▶ Directions
Reproduce the line that contains "Extract all readable text from this page." and every line after it through the end of the records, exactly, with nothing added.

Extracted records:

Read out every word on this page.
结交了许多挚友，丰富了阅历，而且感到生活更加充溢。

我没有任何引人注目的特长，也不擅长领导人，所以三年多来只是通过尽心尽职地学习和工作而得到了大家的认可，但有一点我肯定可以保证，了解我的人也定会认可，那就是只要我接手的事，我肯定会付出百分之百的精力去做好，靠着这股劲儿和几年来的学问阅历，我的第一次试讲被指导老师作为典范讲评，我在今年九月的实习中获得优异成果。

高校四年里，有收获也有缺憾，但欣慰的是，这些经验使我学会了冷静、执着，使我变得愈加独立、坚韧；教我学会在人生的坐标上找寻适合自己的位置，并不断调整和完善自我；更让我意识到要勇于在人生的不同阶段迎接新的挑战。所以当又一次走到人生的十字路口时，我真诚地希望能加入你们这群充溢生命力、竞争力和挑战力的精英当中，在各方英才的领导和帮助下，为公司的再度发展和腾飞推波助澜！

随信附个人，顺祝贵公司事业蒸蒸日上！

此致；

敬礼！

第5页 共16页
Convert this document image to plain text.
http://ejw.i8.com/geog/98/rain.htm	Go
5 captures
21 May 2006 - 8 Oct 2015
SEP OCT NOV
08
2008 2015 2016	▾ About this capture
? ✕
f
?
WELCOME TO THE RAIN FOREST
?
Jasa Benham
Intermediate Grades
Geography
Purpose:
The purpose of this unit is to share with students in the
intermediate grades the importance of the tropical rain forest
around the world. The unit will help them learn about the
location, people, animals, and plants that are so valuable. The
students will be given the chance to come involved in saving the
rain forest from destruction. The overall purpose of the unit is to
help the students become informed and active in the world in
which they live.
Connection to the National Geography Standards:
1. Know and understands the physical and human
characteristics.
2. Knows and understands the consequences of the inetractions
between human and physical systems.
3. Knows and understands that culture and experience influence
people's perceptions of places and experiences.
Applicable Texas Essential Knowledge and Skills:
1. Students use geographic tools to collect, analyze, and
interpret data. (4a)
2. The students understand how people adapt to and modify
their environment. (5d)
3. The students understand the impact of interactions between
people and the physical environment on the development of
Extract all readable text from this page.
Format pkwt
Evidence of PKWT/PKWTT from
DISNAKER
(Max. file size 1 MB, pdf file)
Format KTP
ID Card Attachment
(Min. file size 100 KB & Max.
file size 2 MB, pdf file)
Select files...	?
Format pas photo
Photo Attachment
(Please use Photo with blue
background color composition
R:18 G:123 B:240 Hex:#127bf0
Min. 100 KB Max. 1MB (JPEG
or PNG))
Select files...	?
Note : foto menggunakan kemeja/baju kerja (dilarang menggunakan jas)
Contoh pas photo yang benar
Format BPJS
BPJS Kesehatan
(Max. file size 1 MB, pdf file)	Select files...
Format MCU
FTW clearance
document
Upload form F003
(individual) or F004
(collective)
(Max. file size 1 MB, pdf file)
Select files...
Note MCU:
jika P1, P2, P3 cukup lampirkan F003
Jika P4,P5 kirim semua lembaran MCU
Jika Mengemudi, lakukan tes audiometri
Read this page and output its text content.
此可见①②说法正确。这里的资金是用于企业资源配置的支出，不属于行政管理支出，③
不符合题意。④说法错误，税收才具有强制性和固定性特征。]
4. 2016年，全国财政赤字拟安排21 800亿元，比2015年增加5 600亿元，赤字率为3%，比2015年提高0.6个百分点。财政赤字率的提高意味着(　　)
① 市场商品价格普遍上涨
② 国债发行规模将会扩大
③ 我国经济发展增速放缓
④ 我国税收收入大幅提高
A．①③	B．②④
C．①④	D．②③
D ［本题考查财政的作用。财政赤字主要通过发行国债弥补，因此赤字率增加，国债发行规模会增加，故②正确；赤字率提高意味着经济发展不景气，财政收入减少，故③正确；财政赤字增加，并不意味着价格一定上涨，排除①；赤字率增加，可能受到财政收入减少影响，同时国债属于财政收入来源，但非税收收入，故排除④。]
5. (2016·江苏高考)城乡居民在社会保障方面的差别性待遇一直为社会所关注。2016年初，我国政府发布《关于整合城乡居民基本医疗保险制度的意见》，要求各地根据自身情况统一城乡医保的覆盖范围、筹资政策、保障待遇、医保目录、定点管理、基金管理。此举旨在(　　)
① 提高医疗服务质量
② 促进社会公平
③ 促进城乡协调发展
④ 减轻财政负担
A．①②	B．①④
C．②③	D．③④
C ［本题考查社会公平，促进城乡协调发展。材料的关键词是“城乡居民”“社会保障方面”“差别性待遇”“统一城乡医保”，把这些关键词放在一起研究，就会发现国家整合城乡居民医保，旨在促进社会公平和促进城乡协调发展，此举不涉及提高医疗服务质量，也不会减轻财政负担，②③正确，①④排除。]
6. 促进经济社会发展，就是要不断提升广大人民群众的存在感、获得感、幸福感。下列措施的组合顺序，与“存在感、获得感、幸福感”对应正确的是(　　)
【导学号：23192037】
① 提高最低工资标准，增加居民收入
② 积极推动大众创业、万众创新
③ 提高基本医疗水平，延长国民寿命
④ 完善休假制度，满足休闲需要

▶ Task solution
Extract all readable text from this page.
Format pkwt
Evidence of PKWT/PKWTT from
DISNAKER
(Max. file size 1 MB, pdf file)
Format KTP
ID Card Attachment
(Min. file size 100 KB & Max.
file size 2 MB, pdf file)
Select files...	?
Format pas photo
Photo Attachment
(Please use Photo with blue
background color composition
R:18 G:123 B:240 Hex:#127bf0
Min. 100 KB Max. 1MB (JPEG
or PNG))
Select files...	?
Note : foto menggunakan kemeja/baju kerja (dilarang menggunakan jas)
Contoh pas photo yang benar
Format BPJS
BPJS Kesehatan
(Max. file size 1 MB, pdf file)	Select files...
Format MCU
FTW clearance
document
Upload form F003
(individual) or F004
(collective)
(Max. file size 1 MB, pdf file)
Select files...
Note MCU:
jika P1, P2, P3 cukup lampirkan F003
Jika P4,P5 kirim semua lembaran MCU
Jika Mengemudi, lakukan tes audiometri
Read this page and output its text content.
此可见①②说法正确。这里的资金是用于企业资源配置的支出，不属于行政管理支出，③
不符合题意。④说法错误，税收才具有强制性和固定性特征。]
4. 2016年，全国财政赤字拟安排21 800亿元，比2015年增加5 600亿元，赤字率为3%，比2015年提高0.6个百分点。财政赤字率的提高意味着(　　)
① 市场商品价格普遍上涨
② 国债发行规模将会扩大
③ 我国经济发展增速放缓
④ 我国税收收入大幅提高
A．①③	B．②④
C．①④	D．②③
D ［本题考查财政的作用。财政赤字主要通过发行国债弥补，因此赤字率增加，国债发行规模会增加，故②正确；赤字率提高意味着经济发展不景气，财政收入减少，故③正确；财政赤字增加，并不意味着价格一定上涨，排除①；赤字率增加，可能受到财政收入减少影响，同时国债属于财政收入来源，但非税收收入，故排除④。]
5. (2016·江苏高考)城乡居民在社会保障方面的差别性待遇一直为社会所关注。2016年初，我国政府发布《关于整合城乡居民基本医疗保险制度的意见》，要求各地根据自身情况统一城乡医保的覆盖范围、筹资政策、保障待遇、医保目录、定点管理、基金管理。此举旨在(　　)
① 提高医疗服务质量
② 促进社会公平
③ 促进城乡协调发展
④ 减轻财政负担
A．①②	B．①④
C．②③	D．③④
C ［本题考查社会公平，促进城乡协调发展。材料的关键词是“城乡居民”“社会保障方面”“差别性待遇”“统一城乡医保”，把这些关键词放在一起研究，就会发现国家整合城乡居民医保，旨在促进社会公平和促进城乡协调发展，此举不涉及提高医疗服务质量，也不会减轻财政负担，②③正确，①④排除。]
6. 促进经济社会发展，就是要不断提升广大人民群众的存在感、获得感、幸福感。下列措施的组合顺序，与“存在感、获得感、幸福感”对应正确的是(　　)
【导学号：23192037】
① 提高最低工资标准，增加居民收入
② 积极推动大众创业、万众创新
③ 提高基本医疗水平，延长国民寿命
④ 完善休假制度，满足休闲需要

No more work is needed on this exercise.